↓

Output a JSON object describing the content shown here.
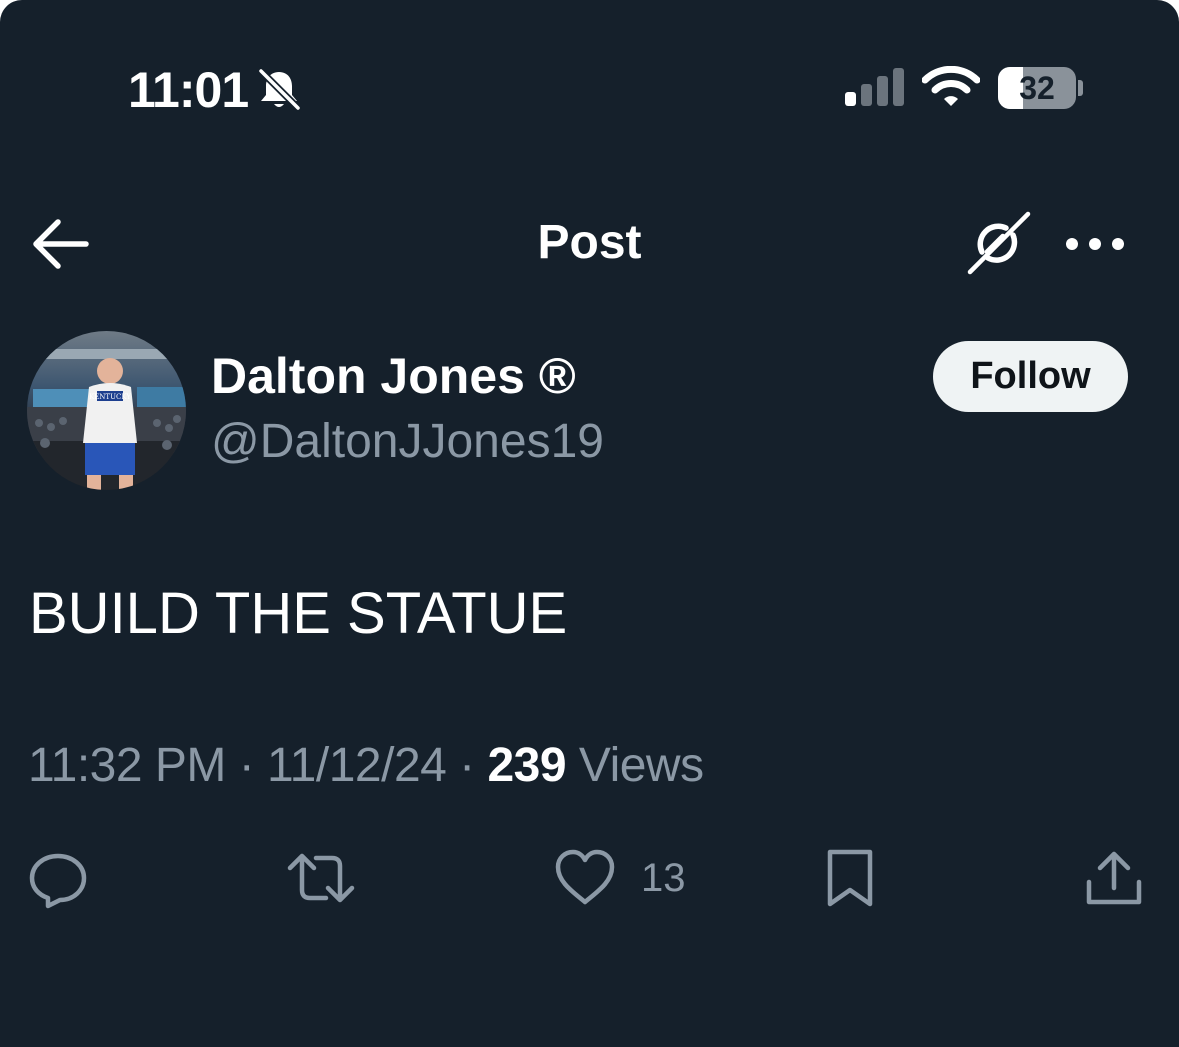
{
  "status_bar": {
    "time": "11:01",
    "battery_level": "32",
    "battery_fraction": 0.32,
    "icons": [
      "bell-off-icon",
      "cellular-signal-icon",
      "wifi-icon",
      "battery-icon"
    ]
  },
  "header": {
    "title": "Post",
    "icons": [
      "back-arrow-icon",
      "grok-icon",
      "more-icon"
    ]
  },
  "author": {
    "display_name": "Dalton Jones ®",
    "handle": "@DaltonJJones19",
    "follow_label": "Follow"
  },
  "post": {
    "text": "BUILD THE STATUE",
    "time": "11:32 PM",
    "date": "11/12/24",
    "separator": " · ",
    "views_count": "239",
    "views_label": " Views"
  },
  "actions": {
    "like_count": "13",
    "icons": [
      "reply-icon",
      "repost-icon",
      "like-icon",
      "bookmark-icon",
      "share-icon"
    ]
  },
  "colors": {
    "background": "#15202b",
    "primary_text": "#ffffff",
    "secondary_text": "#8b98a5",
    "follow_button_bg": "#eff3f4",
    "follow_button_text": "#0f1419"
  }
}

↑

Each entry above should be reproduced exactly, with the pictures removed.

**Written response**:
Output a JSON object describing the content shown here.
{
  "status_bar": {
    "time": "11:01",
    "battery_level": "32",
    "battery_fraction": 0.32,
    "icons": [
      "bell-off-icon",
      "cellular-signal-icon",
      "wifi-icon",
      "battery-icon"
    ]
  },
  "header": {
    "title": "Post",
    "icons": [
      "back-arrow-icon",
      "grok-icon",
      "more-icon"
    ]
  },
  "author": {
    "display_name": "Dalton Jones ®",
    "handle": "@DaltonJJones19",
    "follow_label": "Follow"
  },
  "post": {
    "text": "BUILD THE STATUE",
    "time": "11:32 PM",
    "date": "11/12/24",
    "separator": " · ",
    "views_count": "239",
    "views_label": " Views"
  },
  "actions": {
    "like_count": "13",
    "icons": [
      "reply-icon",
      "repost-icon",
      "like-icon",
      "bookmark-icon",
      "share-icon"
    ]
  },
  "colors": {
    "background": "#15202b",
    "primary_text": "#ffffff",
    "secondary_text": "#8b98a5",
    "follow_button_bg": "#eff3f4",
    "follow_button_text": "#0f1419"
  }
}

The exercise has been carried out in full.